**Extract:**

AMD Zen 5 Architecture Reveal: A Ryzen 9000 And Ryzen AI 300 Deep Dive
A Deeper Dive Into AMD's Zen 5 Architecture, The Ryzen 9000 Series And Ryzen AI 300
AMD Ryzen AI 3000 (Mobile) And Ryzen 9000 (Desktop) AMD has revealed some new architectural information regarding its Zen 5-based Ryzen AI 3000 and Ryzen 9000 series processors, RDNA 3.5 iGPU, and XDNA 2 AI engine, and we've got the details.
|
|||
|
|
In early June, during Computex 2024, AMD revealed some initial information regarding its Zen 5 processor architecture and the Ryzen AI 300 and Ryzen 9000 mobile and desktop chips, based on Zen 5. We've previously published coverage of the Ryzen AI 300 series and Ryzen 9000 series, which offered a number of high-level details on the branding and product families, but have since spent some time with AMD and gotten additional detail on both the products and the Zen 5 architecture itself.
To quickly recap, Zen 5 is AMD's next-generation processor architecture, which will scale down to low-power mobile platforms, on up to big-iron many-core servers. It's an evolution of the Zen 4 architecture, optimized for better performance and efficiency with modern PC workloads.
AMD Zen 5 Architecture Details
A summary of what Zen 5 offers is outlined in the slide above. Zen 5 offers higher IPC thanks to improved fetch and decode, wider dispatch and execution engines, and increased cache bandwidth. Integer, Floating Point, and Vector math advances have been made as well
As is usually the case with a new processor architecture, Zen 5 offers better branch prediction with lower latency. The architecture features dual decode pipelines, that reportedly utilizes better TAGE (TAgged GEometric) prediction algorithms that are more accurate than Zen 4, and instruction cache latency and bandwidth have been improved as well.

**Data excerpt:**
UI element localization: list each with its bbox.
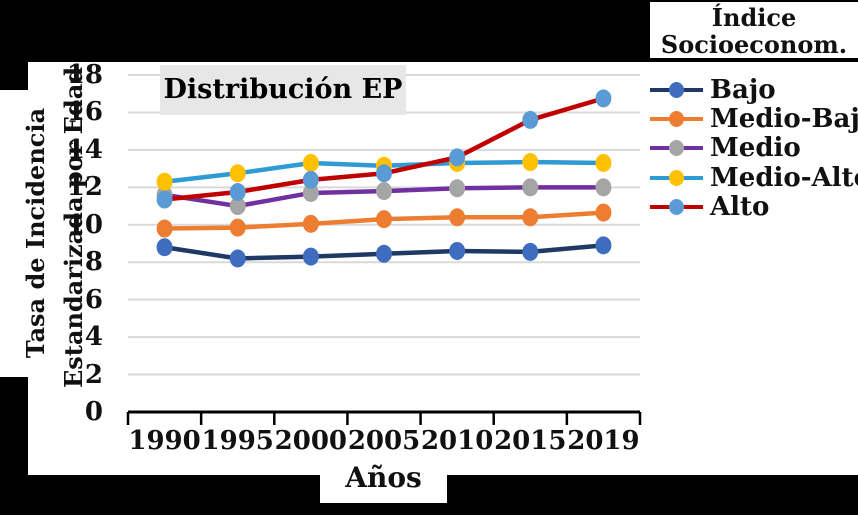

**Exercise instructions:**
1. Reproduce verbatim the stretch of the Zen 5 article from "AMD Zen 5 Architecture Details" through "improved as well.".
2. For each statement below, state whether it agrees with the Zen 5 article, answering yes or no and quoting the words of the article that decide it.
(a) Zen 5 is an evolution of the Zen 4 architecture.
(b) AMD first revealed information on Zen 5 during CES 2024.
(c) The Zen 5 architecture has a single decode pipeline.
3. According to the Zen 5 article, what kind of prediction algorithms do the dual decode pipelines reportedly utilize?
Work from the Zen 5 article alone, without reference to the data.

**Outputs for the tasks:**
1.
AMD Zen 5 Architecture Details
A summary of what Zen 5 offers is outlined in the slide above. Zen 5 offers higher IPC thanks to improved fetch and decode, wider dispatch and execution engines, and increased cache bandwidth. Integer, Floating Point, and Vector math advances have been made as well
As is usually the case with a new processor architecture, Zen 5 offers better branch prediction with lower latency. The architecture features dual decode pipelines, that reportedly utilizes better TAGE (TAgged GEometric) prediction algorithms that are more accurate than Zen 4, and instruction cache latency and bandwidth have been improved as well.

2.
(a) Yes: "It's an evolution of the Zen 4 architecture"
(b) No: "In early June, during Computex 2024, AMD revealed some initial information regarding its Zen 5 processor architecture"
(c) No: "The architecture features dual decode pipelines"

3. Better TAGE (TAgged GEometric) prediction algorithms, which are more accurate than Zen 4.